Pictures stay out of the copy; restate everything else in the material exactly.

Dataset excerpts.
= = = =

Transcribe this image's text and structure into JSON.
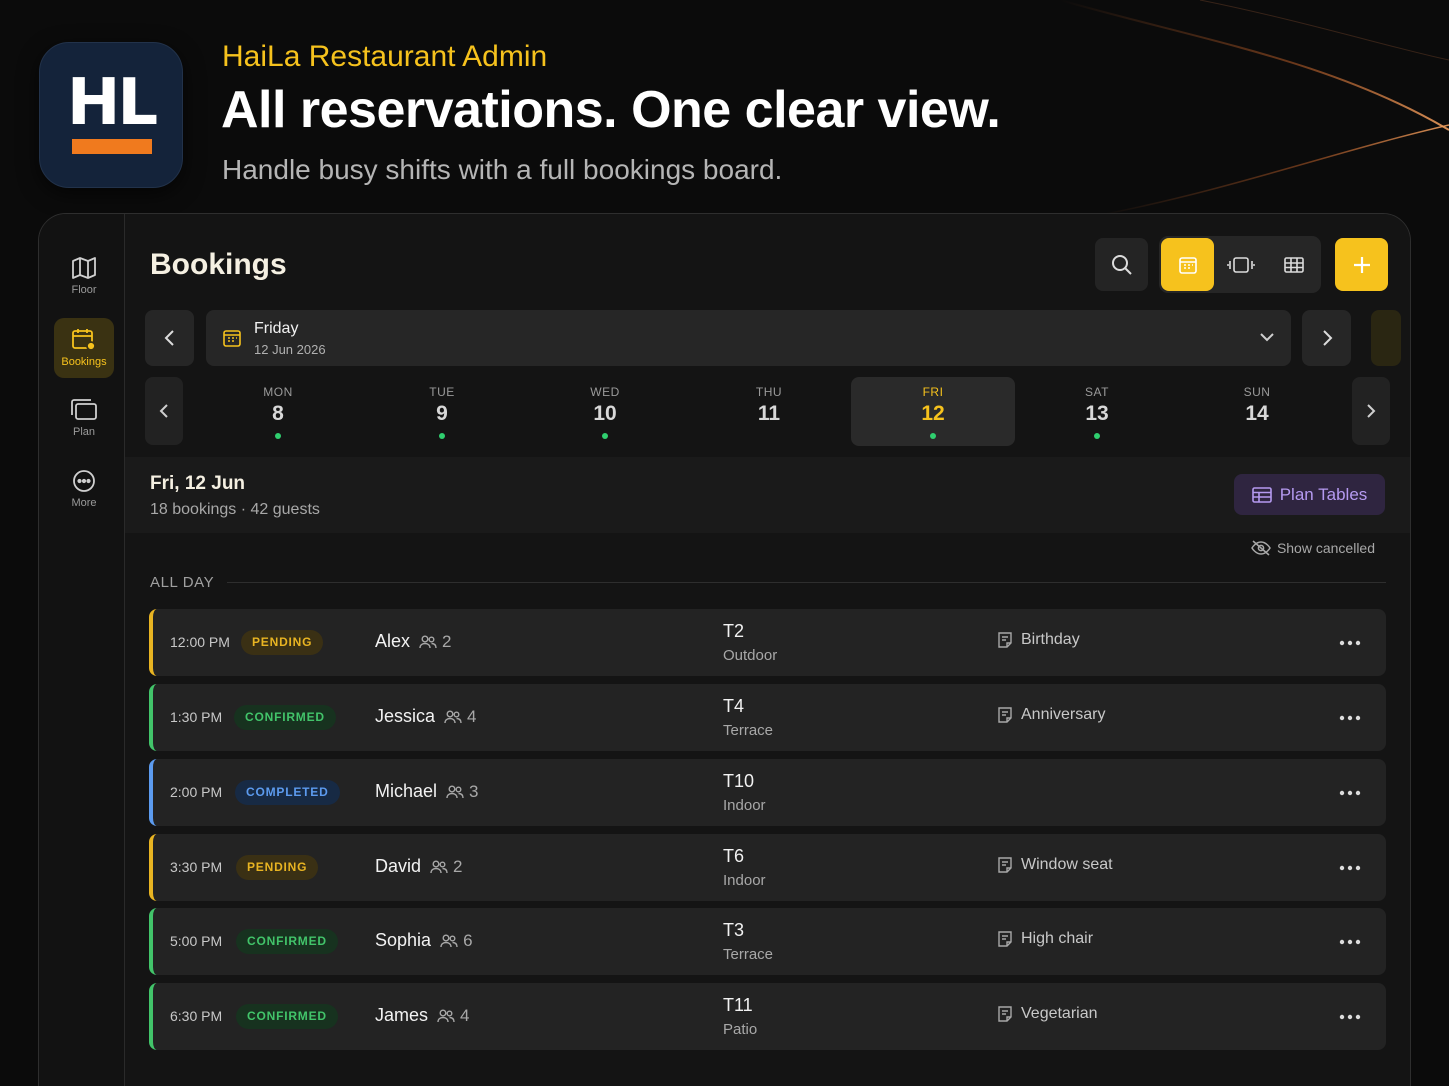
{
  "hero": {
    "app_icon_text": "HL",
    "eyebrow": "HaiLa Restaurant Admin",
    "headline": "All reservations. One clear view.",
    "subline": "Handle busy shifts with a full bookings board."
  },
  "rail": {
    "items": [
      {
        "label": "Floor",
        "icon": "map-icon",
        "active": false
      },
      {
        "label": "Bookings",
        "icon": "calendar-icon",
        "active": true
      },
      {
        "label": "Plan",
        "icon": "layers-icon",
        "active": false
      },
      {
        "label": "More",
        "icon": "more-circle-icon",
        "active": false
      }
    ]
  },
  "header": {
    "title": "Bookings",
    "view_modes": [
      "calendar-view",
      "timeline-view",
      "grid-view"
    ],
    "active_view": "calendar-view"
  },
  "date_picker": {
    "day": "Friday",
    "full_date": "12 Jun 2026"
  },
  "week": [
    {
      "name": "MON",
      "num": "8",
      "has_bookings": true,
      "selected": false
    },
    {
      "name": "TUE",
      "num": "9",
      "has_bookings": true,
      "selected": false
    },
    {
      "name": "WED",
      "num": "10",
      "has_bookings": true,
      "selected": false
    },
    {
      "name": "THU",
      "num": "11",
      "has_bookings": false,
      "selected": false
    },
    {
      "name": "FRI",
      "num": "12",
      "has_bookings": true,
      "selected": true
    },
    {
      "name": "SAT",
      "num": "13",
      "has_bookings": true,
      "selected": false
    },
    {
      "name": "SUN",
      "num": "14",
      "has_bookings": false,
      "selected": false
    }
  ],
  "summary": {
    "date": "Fri, 12 Jun",
    "counts": "18 bookings · 42 guests",
    "plan_button": "Plan Tables",
    "show_cancelled": "Show cancelled"
  },
  "section_label": "ALL DAY",
  "bookings": [
    {
      "time": "12:00 PM",
      "status": "PENDING",
      "status_kind": "pending",
      "guest": "Alex",
      "party": "2",
      "table": "T2",
      "area": "Outdoor",
      "note": "Birthday"
    },
    {
      "time": "1:30 PM",
      "status": "CONFIRMED",
      "status_kind": "confirmed",
      "guest": "Jessica",
      "party": "4",
      "table": "T4",
      "area": "Terrace",
      "note": "Anniversary"
    },
    {
      "time": "2:00 PM",
      "status": "COMPLETED",
      "status_kind": "completed",
      "guest": "Michael",
      "party": "3",
      "table": "T10",
      "area": "Indoor",
      "note": ""
    },
    {
      "time": "3:30 PM",
      "status": "PENDING",
      "status_kind": "pending",
      "guest": "David",
      "party": "2",
      "table": "T6",
      "area": "Indoor",
      "note": "Window seat"
    },
    {
      "time": "5:00 PM",
      "status": "CONFIRMED",
      "status_kind": "confirmed",
      "guest": "Sophia",
      "party": "6",
      "table": "T3",
      "area": "Terrace",
      "note": "High chair"
    },
    {
      "time": "6:30 PM",
      "status": "CONFIRMED",
      "status_kind": "confirmed",
      "guest": "James",
      "party": "4",
      "table": "T11",
      "area": "Patio",
      "note": "Vegetarian"
    }
  ],
  "colors": {
    "accent": "#f6c21d",
    "pending": "#e8b422",
    "confirmed": "#42c46a",
    "completed": "#5c9bef",
    "plan": "#b59af0"
  }
}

= = = =

WRITTEN REPLY.
Transcribe this image's text and structure into JSON.
{
  "hero": {
    "app_icon_text": "HL",
    "eyebrow": "HaiLa Restaurant Admin",
    "headline": "All reservations. One clear view.",
    "subline": "Handle busy shifts with a full bookings board."
  },
  "rail": {
    "items": [
      {
        "label": "Floor",
        "icon": "map-icon",
        "active": false
      },
      {
        "label": "Bookings",
        "icon": "calendar-icon",
        "active": true
      },
      {
        "label": "Plan",
        "icon": "layers-icon",
        "active": false
      },
      {
        "label": "More",
        "icon": "more-circle-icon",
        "active": false
      }
    ]
  },
  "header": {
    "title": "Bookings",
    "view_modes": [
      "calendar-view",
      "timeline-view",
      "grid-view"
    ],
    "active_view": "calendar-view"
  },
  "date_picker": {
    "day": "Friday",
    "full_date": "12 Jun 2026"
  },
  "week": [
    {
      "name": "MON",
      "num": "8",
      "has_bookings": true,
      "selected": false
    },
    {
      "name": "TUE",
      "num": "9",
      "has_bookings": true,
      "selected": false
    },
    {
      "name": "WED",
      "num": "10",
      "has_bookings": true,
      "selected": false
    },
    {
      "name": "THU",
      "num": "11",
      "has_bookings": false,
      "selected": false
    },
    {
      "name": "FRI",
      "num": "12",
      "has_bookings": true,
      "selected": true
    },
    {
      "name": "SAT",
      "num": "13",
      "has_bookings": true,
      "selected": false
    },
    {
      "name": "SUN",
      "num": "14",
      "has_bookings": false,
      "selected": false
    }
  ],
  "summary": {
    "date": "Fri, 12 Jun",
    "counts": "18 bookings · 42 guests",
    "plan_button": "Plan Tables",
    "show_cancelled": "Show cancelled"
  },
  "section_label": "ALL DAY",
  "bookings": [
    {
      "time": "12:00 PM",
      "status": "PENDING",
      "status_kind": "pending",
      "guest": "Alex",
      "party": "2",
      "table": "T2",
      "area": "Outdoor",
      "note": "Birthday"
    },
    {
      "time": "1:30 PM",
      "status": "CONFIRMED",
      "status_kind": "confirmed",
      "guest": "Jessica",
      "party": "4",
      "table": "T4",
      "area": "Terrace",
      "note": "Anniversary"
    },
    {
      "time": "2:00 PM",
      "status": "COMPLETED",
      "status_kind": "completed",
      "guest": "Michael",
      "party": "3",
      "table": "T10",
      "area": "Indoor",
      "note": ""
    },
    {
      "time": "3:30 PM",
      "status": "PENDING",
      "status_kind": "pending",
      "guest": "David",
      "party": "2",
      "table": "T6",
      "area": "Indoor",
      "note": "Window seat"
    },
    {
      "time": "5:00 PM",
      "status": "CONFIRMED",
      "status_kind": "confirmed",
      "guest": "Sophia",
      "party": "6",
      "table": "T3",
      "area": "Terrace",
      "note": "High chair"
    },
    {
      "time": "6:30 PM",
      "status": "CONFIRMED",
      "status_kind": "confirmed",
      "guest": "James",
      "party": "4",
      "table": "T11",
      "area": "Patio",
      "note": "Vegetarian"
    }
  ],
  "colors": {
    "accent": "#f6c21d",
    "pending": "#e8b422",
    "confirmed": "#42c46a",
    "completed": "#5c9bef",
    "plan": "#b59af0"
  }
}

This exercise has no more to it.